(Rows from a figure dataset)
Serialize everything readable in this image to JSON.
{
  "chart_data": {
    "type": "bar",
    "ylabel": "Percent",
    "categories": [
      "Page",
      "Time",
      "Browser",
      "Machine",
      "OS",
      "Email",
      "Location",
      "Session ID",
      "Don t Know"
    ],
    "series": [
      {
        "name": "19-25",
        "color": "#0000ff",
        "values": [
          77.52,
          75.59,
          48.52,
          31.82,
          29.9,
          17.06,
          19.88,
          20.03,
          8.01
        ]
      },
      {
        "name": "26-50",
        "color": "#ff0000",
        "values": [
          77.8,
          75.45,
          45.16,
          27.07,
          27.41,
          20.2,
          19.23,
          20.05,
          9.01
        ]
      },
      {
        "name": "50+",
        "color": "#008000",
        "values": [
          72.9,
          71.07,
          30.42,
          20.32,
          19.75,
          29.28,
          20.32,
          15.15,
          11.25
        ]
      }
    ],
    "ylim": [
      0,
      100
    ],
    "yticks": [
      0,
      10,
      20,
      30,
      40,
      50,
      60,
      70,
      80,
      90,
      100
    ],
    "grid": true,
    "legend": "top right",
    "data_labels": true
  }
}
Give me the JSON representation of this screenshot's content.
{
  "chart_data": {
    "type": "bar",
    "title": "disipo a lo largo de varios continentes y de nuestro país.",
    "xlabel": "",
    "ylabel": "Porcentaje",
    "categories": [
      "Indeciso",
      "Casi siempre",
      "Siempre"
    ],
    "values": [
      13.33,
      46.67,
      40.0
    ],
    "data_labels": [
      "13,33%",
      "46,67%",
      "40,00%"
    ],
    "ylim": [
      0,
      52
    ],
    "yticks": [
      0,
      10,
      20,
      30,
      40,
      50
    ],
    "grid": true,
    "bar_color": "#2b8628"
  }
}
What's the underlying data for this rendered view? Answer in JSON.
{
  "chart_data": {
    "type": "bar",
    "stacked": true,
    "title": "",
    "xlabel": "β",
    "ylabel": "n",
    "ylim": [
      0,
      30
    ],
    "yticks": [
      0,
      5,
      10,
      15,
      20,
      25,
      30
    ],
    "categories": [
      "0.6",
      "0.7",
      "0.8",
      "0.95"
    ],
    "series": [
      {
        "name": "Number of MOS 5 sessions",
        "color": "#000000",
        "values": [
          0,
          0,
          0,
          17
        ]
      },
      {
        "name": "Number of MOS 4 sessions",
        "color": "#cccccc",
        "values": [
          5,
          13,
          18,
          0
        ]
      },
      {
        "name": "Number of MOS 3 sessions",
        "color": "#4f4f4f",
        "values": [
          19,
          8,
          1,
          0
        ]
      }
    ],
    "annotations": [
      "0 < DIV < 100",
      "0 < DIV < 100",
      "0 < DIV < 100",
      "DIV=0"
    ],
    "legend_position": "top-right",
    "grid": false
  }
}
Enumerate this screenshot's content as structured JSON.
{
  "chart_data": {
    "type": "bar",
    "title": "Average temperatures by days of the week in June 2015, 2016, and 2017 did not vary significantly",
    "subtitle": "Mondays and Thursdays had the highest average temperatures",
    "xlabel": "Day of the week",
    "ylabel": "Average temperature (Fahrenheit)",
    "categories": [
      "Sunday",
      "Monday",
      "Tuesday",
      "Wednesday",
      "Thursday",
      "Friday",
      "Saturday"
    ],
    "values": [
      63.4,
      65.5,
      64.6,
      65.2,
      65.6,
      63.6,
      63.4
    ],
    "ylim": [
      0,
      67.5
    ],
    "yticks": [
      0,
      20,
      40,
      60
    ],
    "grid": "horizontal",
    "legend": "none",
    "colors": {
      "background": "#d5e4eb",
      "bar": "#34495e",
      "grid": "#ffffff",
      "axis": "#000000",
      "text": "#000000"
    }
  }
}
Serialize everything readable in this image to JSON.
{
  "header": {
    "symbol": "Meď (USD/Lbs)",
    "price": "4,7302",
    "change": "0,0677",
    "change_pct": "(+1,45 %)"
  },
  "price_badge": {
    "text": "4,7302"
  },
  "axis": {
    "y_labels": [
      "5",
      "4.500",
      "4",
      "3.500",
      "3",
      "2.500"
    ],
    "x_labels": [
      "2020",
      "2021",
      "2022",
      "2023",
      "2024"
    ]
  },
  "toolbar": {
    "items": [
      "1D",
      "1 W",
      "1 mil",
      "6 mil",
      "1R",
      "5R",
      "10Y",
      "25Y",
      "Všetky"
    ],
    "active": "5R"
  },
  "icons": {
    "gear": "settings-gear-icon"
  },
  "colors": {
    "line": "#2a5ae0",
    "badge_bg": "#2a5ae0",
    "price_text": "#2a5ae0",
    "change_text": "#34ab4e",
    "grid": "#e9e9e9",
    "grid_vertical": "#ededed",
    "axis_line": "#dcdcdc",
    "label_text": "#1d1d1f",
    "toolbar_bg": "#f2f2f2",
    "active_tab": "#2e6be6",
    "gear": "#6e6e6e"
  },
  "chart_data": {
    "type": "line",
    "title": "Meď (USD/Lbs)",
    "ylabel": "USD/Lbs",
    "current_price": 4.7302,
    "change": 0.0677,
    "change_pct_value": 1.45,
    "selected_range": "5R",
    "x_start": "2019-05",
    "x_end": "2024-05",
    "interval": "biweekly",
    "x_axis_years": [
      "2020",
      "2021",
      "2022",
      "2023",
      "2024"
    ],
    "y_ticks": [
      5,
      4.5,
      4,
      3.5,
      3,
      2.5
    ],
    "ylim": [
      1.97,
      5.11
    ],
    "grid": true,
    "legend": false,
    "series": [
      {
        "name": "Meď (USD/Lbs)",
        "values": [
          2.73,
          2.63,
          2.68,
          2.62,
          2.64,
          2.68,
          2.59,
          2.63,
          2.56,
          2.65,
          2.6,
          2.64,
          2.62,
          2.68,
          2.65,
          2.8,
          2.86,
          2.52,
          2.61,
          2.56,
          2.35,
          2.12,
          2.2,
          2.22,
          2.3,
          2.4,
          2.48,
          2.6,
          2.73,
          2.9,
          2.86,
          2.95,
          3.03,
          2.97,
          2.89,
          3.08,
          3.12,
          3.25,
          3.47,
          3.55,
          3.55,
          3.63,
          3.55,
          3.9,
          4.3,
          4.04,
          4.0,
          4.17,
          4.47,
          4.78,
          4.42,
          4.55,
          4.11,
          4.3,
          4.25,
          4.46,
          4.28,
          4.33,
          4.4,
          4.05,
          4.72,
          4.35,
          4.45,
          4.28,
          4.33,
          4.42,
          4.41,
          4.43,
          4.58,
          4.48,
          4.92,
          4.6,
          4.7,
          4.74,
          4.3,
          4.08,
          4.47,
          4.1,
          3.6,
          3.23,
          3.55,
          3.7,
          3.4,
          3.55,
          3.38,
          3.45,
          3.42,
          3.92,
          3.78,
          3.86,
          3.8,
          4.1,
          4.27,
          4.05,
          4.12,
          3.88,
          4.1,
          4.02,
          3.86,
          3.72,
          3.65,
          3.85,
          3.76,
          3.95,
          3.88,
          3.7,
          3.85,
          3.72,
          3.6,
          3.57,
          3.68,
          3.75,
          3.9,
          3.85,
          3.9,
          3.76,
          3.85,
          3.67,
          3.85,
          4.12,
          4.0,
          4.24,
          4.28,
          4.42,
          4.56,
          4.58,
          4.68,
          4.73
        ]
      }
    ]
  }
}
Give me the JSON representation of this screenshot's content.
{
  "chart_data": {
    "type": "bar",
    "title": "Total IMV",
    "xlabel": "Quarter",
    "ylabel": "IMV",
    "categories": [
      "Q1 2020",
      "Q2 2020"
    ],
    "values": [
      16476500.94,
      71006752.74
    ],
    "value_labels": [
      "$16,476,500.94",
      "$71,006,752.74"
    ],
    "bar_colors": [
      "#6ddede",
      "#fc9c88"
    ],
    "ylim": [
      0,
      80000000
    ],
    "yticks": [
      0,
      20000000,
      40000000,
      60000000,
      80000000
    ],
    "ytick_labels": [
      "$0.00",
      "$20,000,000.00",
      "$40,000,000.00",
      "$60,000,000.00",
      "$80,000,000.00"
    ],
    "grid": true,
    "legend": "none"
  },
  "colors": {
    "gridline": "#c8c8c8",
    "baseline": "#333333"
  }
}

Your objective:
Determine how many lines of the listing hold the word "name" and reply with that figure alone.

Correct output:
7